======== Data rows ========

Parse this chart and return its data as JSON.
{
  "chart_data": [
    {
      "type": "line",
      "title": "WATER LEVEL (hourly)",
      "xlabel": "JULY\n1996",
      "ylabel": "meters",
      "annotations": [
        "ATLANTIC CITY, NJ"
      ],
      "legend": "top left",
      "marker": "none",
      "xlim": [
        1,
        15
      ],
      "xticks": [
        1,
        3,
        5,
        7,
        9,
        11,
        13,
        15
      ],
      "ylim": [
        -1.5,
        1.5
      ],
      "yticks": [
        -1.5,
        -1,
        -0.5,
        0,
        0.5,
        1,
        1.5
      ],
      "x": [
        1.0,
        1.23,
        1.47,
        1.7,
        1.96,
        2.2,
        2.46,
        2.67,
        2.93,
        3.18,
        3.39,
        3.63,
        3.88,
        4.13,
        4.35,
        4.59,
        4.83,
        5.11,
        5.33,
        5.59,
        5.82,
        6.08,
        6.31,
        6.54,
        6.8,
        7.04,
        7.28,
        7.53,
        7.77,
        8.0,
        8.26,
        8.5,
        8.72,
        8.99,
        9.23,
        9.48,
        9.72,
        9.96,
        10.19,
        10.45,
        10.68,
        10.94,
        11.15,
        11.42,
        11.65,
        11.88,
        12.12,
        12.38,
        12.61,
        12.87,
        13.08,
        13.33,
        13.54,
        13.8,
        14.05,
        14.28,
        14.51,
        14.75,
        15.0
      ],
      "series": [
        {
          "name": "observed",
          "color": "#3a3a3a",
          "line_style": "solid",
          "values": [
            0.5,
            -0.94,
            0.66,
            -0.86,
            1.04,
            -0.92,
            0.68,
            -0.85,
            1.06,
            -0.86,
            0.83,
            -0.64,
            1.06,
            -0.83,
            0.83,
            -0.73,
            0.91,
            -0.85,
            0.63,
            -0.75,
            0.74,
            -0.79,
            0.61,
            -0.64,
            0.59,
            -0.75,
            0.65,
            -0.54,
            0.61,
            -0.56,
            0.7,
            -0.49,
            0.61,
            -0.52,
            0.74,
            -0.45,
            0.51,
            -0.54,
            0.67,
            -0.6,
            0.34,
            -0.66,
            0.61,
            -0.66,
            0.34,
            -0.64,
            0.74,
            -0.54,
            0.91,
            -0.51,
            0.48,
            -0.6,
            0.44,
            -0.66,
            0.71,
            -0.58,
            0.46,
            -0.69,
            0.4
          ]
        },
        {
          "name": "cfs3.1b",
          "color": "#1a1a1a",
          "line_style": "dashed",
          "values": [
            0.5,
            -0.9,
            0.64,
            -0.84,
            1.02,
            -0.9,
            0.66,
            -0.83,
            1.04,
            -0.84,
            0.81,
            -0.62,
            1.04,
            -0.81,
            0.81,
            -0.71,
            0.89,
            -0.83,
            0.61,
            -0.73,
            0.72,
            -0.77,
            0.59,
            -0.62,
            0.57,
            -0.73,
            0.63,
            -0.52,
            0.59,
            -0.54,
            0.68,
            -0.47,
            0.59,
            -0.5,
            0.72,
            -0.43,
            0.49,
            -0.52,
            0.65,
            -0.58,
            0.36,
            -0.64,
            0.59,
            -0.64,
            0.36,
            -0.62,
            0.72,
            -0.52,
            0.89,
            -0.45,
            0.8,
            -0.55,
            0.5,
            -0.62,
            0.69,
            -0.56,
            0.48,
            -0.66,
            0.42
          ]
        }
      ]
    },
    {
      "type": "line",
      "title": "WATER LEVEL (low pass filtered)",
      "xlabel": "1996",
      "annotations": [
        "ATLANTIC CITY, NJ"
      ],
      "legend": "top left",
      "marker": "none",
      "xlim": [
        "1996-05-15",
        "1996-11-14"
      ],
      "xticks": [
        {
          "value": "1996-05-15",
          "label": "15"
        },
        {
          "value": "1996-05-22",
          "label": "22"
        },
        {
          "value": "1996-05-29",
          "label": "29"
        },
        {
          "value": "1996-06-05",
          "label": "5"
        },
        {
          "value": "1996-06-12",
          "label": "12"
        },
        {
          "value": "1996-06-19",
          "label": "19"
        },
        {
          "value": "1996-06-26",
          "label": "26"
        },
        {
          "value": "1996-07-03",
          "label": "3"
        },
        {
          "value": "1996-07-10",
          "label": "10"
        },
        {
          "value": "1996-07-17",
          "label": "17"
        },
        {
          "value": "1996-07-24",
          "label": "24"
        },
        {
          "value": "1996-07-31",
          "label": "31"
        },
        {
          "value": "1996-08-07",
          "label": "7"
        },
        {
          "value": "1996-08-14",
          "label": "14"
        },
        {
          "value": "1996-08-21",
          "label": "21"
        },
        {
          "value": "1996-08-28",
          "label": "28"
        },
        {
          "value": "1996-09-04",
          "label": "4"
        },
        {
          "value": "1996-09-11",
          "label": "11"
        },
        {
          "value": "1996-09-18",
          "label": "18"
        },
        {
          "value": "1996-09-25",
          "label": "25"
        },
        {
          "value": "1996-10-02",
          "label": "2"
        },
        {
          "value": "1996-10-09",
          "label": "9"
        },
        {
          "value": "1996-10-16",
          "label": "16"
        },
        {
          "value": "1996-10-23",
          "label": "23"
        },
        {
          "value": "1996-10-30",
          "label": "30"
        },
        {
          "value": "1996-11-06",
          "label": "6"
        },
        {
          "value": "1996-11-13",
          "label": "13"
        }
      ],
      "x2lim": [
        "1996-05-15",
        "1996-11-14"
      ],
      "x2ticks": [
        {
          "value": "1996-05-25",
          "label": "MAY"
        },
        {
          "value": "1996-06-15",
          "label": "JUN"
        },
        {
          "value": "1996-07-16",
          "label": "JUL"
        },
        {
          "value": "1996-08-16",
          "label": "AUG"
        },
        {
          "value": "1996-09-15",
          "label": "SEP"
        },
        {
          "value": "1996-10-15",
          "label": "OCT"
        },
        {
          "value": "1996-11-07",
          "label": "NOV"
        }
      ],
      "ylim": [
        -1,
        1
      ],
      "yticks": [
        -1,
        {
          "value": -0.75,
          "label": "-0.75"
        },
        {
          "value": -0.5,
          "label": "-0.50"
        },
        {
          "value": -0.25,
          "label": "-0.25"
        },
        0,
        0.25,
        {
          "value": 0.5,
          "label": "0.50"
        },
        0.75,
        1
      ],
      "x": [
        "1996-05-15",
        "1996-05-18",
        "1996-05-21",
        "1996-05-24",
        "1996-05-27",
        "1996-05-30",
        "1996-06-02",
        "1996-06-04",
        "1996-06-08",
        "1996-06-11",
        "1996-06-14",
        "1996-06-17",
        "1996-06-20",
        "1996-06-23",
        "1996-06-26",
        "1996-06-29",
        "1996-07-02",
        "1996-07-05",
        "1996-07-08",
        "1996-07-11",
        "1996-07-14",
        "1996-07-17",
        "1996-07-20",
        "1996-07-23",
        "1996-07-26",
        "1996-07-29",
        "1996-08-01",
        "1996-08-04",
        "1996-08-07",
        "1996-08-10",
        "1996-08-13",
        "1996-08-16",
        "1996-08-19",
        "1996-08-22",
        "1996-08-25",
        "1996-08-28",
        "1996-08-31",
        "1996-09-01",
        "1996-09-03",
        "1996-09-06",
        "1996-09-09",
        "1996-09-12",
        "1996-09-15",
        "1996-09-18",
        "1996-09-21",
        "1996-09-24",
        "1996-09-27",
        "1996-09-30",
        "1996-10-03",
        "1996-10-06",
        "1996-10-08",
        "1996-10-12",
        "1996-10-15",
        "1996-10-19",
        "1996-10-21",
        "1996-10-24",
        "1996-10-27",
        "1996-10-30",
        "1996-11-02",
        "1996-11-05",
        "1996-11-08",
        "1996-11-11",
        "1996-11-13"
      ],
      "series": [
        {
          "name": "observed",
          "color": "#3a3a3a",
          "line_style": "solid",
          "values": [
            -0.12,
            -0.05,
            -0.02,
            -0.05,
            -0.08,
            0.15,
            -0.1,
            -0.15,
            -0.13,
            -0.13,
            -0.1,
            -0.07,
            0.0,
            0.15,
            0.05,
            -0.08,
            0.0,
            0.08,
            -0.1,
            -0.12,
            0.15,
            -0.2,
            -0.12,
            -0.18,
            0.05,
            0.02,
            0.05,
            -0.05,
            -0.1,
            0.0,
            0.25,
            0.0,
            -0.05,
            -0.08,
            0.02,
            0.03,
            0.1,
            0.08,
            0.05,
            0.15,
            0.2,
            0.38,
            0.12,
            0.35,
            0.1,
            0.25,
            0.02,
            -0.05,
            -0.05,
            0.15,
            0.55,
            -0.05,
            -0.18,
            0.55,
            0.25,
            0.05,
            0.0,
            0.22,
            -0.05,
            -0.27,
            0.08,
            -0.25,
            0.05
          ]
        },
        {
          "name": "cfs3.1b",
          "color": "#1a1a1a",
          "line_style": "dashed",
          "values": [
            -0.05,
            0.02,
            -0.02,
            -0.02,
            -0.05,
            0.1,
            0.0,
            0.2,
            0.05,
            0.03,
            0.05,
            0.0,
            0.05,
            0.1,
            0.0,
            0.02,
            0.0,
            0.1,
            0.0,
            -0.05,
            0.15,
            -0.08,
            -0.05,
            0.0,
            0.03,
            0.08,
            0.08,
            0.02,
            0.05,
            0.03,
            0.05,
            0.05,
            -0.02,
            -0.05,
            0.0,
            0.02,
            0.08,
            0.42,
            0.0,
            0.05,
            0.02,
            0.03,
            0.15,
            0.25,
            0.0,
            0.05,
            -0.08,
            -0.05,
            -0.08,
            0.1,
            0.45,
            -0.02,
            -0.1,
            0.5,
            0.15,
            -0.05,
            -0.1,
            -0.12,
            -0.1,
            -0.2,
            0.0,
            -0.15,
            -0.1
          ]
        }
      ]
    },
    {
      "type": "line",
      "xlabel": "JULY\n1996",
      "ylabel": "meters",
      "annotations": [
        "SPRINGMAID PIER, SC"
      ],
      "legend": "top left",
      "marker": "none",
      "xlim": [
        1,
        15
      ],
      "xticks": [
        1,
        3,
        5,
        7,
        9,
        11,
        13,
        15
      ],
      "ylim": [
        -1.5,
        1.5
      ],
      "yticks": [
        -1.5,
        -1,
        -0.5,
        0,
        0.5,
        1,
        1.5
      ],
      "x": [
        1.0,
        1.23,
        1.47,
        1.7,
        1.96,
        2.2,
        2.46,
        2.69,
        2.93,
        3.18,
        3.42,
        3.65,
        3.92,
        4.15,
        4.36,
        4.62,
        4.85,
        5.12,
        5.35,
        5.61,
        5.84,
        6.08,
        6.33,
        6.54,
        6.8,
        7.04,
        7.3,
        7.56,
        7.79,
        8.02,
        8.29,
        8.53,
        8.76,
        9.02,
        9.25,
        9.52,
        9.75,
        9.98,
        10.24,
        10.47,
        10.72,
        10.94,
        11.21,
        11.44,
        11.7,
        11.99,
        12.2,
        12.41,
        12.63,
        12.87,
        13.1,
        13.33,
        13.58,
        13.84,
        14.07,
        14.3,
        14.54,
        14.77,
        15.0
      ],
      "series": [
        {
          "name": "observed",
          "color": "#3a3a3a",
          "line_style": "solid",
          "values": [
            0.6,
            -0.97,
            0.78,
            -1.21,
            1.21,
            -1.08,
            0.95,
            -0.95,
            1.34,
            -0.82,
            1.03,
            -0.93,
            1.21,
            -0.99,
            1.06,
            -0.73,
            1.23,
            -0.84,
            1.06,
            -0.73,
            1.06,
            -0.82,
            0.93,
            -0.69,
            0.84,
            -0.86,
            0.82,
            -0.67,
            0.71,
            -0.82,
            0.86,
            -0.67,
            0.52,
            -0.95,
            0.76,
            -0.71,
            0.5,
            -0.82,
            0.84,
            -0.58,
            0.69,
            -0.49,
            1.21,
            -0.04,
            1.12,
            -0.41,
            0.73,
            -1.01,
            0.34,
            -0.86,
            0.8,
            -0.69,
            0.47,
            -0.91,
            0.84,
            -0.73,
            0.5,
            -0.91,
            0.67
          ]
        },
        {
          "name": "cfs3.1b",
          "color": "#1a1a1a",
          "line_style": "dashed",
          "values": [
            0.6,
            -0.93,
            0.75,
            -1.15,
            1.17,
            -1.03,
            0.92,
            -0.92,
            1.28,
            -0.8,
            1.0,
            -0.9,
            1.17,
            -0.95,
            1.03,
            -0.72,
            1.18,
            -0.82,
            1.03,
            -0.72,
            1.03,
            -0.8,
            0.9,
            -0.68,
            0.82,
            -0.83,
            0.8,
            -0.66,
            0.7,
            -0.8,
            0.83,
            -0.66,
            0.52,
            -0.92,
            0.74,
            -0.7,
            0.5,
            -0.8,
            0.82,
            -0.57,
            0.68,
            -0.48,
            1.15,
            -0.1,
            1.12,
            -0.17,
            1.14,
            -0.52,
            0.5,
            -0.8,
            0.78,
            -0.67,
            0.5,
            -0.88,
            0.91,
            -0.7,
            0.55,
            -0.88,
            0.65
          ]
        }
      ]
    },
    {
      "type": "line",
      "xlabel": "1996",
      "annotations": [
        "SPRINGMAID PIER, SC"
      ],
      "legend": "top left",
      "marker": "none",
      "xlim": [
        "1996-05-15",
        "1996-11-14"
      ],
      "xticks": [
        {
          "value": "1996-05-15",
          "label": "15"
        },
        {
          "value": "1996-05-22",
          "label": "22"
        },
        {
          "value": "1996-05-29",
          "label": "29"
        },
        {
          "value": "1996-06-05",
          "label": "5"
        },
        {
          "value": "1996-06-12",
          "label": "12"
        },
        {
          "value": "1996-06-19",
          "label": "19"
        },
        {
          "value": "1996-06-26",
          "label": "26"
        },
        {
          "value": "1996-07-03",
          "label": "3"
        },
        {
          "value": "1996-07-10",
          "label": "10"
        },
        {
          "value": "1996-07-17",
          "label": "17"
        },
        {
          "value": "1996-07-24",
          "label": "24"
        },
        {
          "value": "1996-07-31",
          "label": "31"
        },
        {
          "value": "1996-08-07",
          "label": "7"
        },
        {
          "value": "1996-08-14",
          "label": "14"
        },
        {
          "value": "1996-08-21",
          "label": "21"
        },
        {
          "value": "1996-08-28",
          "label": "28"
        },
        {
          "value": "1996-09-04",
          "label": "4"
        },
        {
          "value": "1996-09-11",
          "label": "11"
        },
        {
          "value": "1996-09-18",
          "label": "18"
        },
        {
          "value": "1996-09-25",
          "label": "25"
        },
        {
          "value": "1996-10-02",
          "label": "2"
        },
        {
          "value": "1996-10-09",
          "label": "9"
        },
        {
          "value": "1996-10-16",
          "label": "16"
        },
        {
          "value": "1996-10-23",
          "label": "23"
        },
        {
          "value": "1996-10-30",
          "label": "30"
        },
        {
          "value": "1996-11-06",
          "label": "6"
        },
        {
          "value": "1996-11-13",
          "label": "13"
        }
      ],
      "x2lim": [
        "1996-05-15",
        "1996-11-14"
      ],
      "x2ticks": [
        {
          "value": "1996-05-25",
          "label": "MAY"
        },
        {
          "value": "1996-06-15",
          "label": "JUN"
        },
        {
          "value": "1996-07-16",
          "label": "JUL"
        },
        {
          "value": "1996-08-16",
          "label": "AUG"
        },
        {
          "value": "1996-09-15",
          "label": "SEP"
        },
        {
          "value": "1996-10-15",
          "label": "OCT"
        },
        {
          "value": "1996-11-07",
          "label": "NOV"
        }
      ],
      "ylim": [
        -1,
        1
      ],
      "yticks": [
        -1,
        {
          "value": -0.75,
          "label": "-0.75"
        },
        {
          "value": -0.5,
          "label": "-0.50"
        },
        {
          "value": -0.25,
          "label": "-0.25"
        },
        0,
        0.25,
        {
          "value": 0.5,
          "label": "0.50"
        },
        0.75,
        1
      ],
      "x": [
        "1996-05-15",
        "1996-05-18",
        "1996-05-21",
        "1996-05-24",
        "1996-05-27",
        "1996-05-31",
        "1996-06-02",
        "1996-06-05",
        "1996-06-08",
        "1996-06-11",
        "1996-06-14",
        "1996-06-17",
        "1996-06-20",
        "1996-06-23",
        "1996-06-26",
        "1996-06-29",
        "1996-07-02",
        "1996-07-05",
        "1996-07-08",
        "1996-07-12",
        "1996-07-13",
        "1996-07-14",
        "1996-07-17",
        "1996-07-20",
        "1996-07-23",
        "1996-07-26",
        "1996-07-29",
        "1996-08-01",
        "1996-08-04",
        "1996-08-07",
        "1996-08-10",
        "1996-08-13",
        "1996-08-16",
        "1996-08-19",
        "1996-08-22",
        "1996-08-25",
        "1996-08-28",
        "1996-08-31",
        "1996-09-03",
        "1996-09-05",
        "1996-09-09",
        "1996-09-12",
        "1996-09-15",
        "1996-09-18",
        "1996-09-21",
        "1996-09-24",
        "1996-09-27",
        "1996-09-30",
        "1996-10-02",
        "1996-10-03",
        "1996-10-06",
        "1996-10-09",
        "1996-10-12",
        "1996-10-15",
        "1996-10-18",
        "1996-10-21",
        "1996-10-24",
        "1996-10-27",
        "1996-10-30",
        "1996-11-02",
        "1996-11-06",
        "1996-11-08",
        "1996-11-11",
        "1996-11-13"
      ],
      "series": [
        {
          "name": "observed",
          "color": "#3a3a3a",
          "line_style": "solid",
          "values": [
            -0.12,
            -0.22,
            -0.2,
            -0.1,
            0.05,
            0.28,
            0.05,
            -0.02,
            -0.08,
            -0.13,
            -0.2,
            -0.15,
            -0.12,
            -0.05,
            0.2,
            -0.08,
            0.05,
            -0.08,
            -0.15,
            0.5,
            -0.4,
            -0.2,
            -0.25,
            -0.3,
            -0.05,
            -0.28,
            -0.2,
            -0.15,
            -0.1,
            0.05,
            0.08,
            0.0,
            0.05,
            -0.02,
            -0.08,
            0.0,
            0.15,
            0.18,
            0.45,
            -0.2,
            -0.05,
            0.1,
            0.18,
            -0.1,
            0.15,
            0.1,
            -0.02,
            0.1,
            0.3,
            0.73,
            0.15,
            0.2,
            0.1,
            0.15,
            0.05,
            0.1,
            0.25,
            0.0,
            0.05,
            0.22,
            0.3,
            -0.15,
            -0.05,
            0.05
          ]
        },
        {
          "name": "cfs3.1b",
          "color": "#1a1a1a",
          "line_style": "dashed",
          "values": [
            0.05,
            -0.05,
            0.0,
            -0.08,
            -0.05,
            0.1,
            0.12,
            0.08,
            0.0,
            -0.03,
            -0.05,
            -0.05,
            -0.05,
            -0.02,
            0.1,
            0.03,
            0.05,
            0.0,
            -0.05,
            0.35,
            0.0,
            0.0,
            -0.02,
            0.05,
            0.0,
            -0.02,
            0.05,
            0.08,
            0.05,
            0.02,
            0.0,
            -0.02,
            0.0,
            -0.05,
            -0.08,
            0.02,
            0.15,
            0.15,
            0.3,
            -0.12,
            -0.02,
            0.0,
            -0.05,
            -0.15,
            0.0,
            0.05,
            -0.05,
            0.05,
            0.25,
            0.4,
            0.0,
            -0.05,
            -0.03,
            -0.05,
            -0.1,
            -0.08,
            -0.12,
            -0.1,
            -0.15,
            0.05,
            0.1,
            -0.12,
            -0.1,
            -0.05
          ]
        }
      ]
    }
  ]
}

========

What you should do » Which lines contain the word "WATER"? Copy each of them.

Exercise solution »
      "title": "WATER LEVEL (hourly)",
      "title": "WATER LEVEL (low pass filtered)",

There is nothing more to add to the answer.